** Begin Dataset entries **

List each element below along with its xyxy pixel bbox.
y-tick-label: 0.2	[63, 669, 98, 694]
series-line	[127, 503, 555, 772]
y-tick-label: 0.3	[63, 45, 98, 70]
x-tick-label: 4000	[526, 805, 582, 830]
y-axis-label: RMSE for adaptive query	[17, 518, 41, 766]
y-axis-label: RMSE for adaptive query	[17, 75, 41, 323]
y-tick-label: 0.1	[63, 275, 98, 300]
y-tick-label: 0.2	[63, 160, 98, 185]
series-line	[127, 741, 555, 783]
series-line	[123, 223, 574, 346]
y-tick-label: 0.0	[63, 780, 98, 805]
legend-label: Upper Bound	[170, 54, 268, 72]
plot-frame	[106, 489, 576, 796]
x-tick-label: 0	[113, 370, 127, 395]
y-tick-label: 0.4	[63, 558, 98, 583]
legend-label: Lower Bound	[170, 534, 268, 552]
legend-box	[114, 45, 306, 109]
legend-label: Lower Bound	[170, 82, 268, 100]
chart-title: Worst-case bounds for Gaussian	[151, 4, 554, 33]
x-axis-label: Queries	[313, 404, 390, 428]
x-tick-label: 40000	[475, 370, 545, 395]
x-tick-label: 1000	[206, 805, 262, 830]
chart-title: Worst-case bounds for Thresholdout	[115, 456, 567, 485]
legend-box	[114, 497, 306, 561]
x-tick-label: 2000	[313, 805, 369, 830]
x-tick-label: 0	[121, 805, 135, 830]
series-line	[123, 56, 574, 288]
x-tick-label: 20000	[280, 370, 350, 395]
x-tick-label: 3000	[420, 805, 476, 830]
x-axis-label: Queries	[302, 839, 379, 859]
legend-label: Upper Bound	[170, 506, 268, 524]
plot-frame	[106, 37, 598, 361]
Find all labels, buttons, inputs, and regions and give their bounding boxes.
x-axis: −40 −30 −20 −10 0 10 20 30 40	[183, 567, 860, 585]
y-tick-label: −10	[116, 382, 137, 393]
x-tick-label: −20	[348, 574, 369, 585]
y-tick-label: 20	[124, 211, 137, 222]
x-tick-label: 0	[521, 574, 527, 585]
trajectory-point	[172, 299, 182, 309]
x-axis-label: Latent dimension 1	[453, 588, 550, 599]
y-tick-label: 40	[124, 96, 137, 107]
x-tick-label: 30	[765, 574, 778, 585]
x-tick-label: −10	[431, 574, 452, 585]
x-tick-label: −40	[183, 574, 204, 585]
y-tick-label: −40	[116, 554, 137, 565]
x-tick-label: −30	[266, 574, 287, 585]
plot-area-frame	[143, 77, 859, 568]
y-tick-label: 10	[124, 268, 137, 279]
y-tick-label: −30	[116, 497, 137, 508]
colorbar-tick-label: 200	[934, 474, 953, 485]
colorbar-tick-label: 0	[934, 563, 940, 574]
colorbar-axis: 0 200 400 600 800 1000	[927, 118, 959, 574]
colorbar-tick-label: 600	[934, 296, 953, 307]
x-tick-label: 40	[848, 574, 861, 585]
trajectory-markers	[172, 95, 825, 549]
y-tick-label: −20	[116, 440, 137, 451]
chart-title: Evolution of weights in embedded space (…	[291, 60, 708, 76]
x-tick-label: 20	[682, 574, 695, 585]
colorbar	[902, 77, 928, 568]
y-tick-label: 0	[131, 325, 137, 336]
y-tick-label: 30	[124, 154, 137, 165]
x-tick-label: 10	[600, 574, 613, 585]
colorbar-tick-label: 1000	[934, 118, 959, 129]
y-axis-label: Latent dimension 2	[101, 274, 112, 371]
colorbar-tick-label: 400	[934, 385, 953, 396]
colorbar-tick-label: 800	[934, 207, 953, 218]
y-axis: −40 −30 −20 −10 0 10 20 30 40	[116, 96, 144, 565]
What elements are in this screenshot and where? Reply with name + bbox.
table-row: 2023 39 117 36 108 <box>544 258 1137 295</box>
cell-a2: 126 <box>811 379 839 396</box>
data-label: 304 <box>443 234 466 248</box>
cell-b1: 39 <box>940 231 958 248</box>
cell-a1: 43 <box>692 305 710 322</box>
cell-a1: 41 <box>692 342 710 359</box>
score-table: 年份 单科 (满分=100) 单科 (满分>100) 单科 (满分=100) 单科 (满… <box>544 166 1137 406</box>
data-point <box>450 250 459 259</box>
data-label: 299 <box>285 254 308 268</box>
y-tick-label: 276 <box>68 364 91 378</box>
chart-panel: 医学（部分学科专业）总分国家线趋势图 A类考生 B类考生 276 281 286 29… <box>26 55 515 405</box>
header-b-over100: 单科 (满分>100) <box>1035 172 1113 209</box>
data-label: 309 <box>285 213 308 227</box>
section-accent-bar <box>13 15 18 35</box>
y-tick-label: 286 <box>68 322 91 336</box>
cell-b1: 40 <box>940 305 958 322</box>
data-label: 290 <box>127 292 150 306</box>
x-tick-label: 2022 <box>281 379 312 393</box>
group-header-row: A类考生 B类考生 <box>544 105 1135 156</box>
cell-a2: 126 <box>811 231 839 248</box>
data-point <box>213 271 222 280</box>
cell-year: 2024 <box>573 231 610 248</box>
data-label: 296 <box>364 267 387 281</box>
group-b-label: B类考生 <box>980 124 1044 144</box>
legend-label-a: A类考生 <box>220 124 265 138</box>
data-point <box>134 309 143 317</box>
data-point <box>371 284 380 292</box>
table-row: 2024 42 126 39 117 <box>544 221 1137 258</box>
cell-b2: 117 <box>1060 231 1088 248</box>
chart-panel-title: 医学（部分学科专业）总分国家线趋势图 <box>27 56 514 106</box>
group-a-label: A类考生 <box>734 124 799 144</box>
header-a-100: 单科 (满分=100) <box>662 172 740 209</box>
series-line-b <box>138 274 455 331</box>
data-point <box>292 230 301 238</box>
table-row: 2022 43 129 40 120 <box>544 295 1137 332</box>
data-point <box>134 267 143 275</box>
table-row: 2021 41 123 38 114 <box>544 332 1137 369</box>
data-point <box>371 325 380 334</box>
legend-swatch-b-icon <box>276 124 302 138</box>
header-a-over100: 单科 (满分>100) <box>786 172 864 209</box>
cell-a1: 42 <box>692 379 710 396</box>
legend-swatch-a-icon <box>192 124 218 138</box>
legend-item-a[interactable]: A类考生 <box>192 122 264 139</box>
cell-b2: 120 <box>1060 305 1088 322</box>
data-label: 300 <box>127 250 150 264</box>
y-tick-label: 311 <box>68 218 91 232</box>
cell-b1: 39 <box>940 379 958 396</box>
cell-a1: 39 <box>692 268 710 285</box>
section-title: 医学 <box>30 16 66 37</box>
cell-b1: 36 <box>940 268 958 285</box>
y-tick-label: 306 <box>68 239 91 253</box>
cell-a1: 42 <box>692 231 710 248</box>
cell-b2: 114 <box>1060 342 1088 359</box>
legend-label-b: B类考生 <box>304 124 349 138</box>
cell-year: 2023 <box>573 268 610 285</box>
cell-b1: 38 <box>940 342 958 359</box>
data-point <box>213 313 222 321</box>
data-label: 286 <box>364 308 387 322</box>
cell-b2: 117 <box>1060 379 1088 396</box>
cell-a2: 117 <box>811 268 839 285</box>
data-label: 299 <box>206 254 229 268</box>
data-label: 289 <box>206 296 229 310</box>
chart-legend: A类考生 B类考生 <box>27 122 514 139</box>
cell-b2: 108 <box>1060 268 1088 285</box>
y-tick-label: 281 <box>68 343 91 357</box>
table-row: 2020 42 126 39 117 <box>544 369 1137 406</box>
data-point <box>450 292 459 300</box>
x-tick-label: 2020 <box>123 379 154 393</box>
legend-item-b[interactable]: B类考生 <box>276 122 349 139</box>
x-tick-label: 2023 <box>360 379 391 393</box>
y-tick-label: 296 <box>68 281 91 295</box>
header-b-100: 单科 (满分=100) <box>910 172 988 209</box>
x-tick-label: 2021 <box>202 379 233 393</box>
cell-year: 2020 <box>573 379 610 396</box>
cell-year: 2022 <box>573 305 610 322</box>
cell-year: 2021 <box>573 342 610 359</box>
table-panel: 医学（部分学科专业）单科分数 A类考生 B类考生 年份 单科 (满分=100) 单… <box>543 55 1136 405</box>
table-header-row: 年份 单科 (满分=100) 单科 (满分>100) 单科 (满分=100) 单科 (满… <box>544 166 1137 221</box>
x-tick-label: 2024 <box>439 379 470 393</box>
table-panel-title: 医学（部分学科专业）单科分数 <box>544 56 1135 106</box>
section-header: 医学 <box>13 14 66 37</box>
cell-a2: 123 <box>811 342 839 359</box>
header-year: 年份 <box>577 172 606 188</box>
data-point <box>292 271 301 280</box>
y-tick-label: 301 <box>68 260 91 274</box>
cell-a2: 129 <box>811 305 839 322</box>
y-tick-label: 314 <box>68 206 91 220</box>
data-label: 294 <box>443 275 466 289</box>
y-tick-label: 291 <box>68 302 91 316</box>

** End Dataset entries **

• [Brief] Copy out the rows unchanged, starting with the first row and ending with the row that contains "506, 268, 524]", including both of those rows.

• [Result of the exercise]
List each element below along with its xyxy pixel bbox.
y-tick-label: 0.2	[63, 669, 98, 694]
series-line	[127, 503, 555, 772]
y-tick-label: 0.3	[63, 45, 98, 70]
x-tick-label: 4000	[526, 805, 582, 830]
y-axis-label: RMSE for adaptive query	[17, 518, 41, 766]
y-axis-label: RMSE for adaptive query	[17, 75, 41, 323]
y-tick-label: 0.1	[63, 275, 98, 300]
y-tick-label: 0.2	[63, 160, 98, 185]
series-line	[127, 741, 555, 783]
series-line	[123, 223, 574, 346]
y-tick-label: 0.0	[63, 780, 98, 805]
legend-label: Upper Bound	[170, 54, 268, 72]
plot-frame	[106, 489, 576, 796]
x-tick-label: 0	[113, 370, 127, 395]
y-tick-label: 0.4	[63, 558, 98, 583]
legend-label: Lower Bound	[170, 534, 268, 552]
legend-box	[114, 45, 306, 109]
legend-label: Lower Bound	[170, 82, 268, 100]
chart-title: Worst-case bounds for Gaussian	[151, 4, 554, 33]
x-axis-label: Queries	[313, 404, 390, 428]
x-tick-label: 40000	[475, 370, 545, 395]
x-tick-label: 1000	[206, 805, 262, 830]
chart-title: Worst-case bounds for Thresholdout	[115, 456, 567, 485]
legend-box	[114, 497, 306, 561]
x-tick-label: 2000	[313, 805, 369, 830]
x-tick-label: 0	[121, 805, 135, 830]
series-line	[123, 56, 574, 288]
x-tick-label: 20000	[280, 370, 350, 395]
x-tick-label: 3000	[420, 805, 476, 830]
x-axis-label: Queries	[302, 839, 379, 859]
legend-label: Upper Bound	[170, 506, 268, 524]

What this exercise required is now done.